◆ **Data entries**
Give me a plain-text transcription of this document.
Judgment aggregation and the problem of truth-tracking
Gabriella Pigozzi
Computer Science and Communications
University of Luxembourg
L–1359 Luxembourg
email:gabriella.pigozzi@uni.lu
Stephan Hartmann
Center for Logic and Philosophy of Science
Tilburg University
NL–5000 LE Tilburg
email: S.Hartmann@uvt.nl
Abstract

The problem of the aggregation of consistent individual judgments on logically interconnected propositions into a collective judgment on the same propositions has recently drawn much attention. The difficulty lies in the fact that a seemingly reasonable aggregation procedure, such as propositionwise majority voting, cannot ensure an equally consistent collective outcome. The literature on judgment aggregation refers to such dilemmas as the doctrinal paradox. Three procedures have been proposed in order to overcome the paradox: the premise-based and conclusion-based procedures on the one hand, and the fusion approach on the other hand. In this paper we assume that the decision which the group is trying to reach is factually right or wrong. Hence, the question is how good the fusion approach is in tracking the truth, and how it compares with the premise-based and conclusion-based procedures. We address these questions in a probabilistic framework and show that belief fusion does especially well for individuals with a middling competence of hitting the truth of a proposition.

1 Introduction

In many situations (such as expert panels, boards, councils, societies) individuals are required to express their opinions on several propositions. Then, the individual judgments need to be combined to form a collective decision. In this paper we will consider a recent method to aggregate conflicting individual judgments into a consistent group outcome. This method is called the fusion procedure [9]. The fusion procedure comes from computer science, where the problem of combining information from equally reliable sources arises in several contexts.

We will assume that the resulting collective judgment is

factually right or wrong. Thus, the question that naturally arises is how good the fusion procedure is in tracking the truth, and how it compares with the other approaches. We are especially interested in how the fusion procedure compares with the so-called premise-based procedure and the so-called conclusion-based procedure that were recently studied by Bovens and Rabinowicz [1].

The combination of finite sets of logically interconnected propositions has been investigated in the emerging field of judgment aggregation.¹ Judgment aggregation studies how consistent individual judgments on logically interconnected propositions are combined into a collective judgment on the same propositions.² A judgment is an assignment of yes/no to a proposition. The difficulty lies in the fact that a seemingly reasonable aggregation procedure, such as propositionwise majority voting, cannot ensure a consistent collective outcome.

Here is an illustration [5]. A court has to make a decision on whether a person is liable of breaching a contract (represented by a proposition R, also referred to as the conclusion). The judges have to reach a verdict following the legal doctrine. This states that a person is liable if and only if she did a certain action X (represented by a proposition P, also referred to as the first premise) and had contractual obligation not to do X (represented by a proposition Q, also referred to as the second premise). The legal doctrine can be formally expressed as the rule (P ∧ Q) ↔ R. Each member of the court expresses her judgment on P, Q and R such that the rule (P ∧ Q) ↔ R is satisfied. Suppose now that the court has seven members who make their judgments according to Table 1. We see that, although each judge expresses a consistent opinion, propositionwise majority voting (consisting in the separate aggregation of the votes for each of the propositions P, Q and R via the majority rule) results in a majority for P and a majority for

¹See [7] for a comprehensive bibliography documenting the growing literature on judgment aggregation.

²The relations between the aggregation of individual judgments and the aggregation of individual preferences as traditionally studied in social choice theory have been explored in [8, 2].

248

◆ **Task details**
Set down all of the data above, word for word.

◆ **Written answer**
Give me a plain-text transcription of this document.
Judgment aggregation and the problem of truth-tracking
Gabriella Pigozzi
Computer Science and Communications
University of Luxembourg
L–1359 Luxembourg
email:gabriella.pigozzi@uni.lu
Stephan Hartmann
Center for Logic and Philosophy of Science
Tilburg University
NL–5000 LE Tilburg
email: S.Hartmann@uvt.nl
Abstract

The problem of the aggregation of consistent individual judgments on logically interconnected propositions into a collective judgment on the same propositions has recently drawn much attention. The difficulty lies in the fact that a seemingly reasonable aggregation procedure, such as propositionwise majority voting, cannot ensure an equally consistent collective outcome. The literature on judgment aggregation refers to such dilemmas as the doctrinal paradox. Three procedures have been proposed in order to overcome the paradox: the premise-based and conclusion-based procedures on the one hand, and the fusion approach on the other hand. In this paper we assume that the decision which the group is trying to reach is factually right or wrong. Hence, the question is how good the fusion approach is in tracking the truth, and how it compares with the premise-based and conclusion-based procedures. We address these questions in a probabilistic framework and show that belief fusion does especially well for individuals with a middling competence of hitting the truth of a proposition.

1 Introduction

In many situations (such as expert panels, boards, councils, societies) individuals are required to express their opinions on several propositions. Then, the individual judgments need to be combined to form a collective decision. In this paper we will consider a recent method to aggregate conflicting individual judgments into a consistent group outcome. This method is called the fusion procedure [9]. The fusion procedure comes from computer science, where the problem of combining information from equally reliable sources arises in several contexts.

We will assume that the resulting collective judgment is

factually right or wrong. Thus, the question that naturally arises is how good the fusion procedure is in tracking the truth, and how it compares with the other approaches. We are especially interested in how the fusion procedure compares with the so-called premise-based procedure and the so-called conclusion-based procedure that were recently studied by Bovens and Rabinowicz [1].

The combination of finite sets of logically interconnected propositions has been investigated in the emerging field of judgment aggregation.¹ Judgment aggregation studies how consistent individual judgments on logically interconnected propositions are combined into a collective judgment on the same propositions.² A judgment is an assignment of yes/no to a proposition. The difficulty lies in the fact that a seemingly reasonable aggregation procedure, such as propositionwise majority voting, cannot ensure a consistent collective outcome.

Here is an illustration [5]. A court has to make a decision on whether a person is liable of breaching a contract (represented by a proposition R, also referred to as the conclusion). The judges have to reach a verdict following the legal doctrine. This states that a person is liable if and only if she did a certain action X (represented by a proposition P, also referred to as the first premise) and had contractual obligation not to do X (represented by a proposition Q, also referred to as the second premise). The legal doctrine can be formally expressed as the rule (P ∧ Q) ↔ R. Each member of the court expresses her judgment on P, Q and R such that the rule (P ∧ Q) ↔ R is satisfied. Suppose now that the court has seven members who make their judgments according to Table 1. We see that, although each judge expresses a consistent opinion, propositionwise majority voting (consisting in the separate aggregation of the votes for each of the propositions P, Q and R via the majority rule) results in a majority for P and a majority for

¹See [7] for a comprehensive bibliography documenting the growing literature on judgment aggregation.

²The relations between the aggregation of individual judgments and the aggregation of individual preferences as traditionally studied in social choice theory have been explored in [8, 2].

248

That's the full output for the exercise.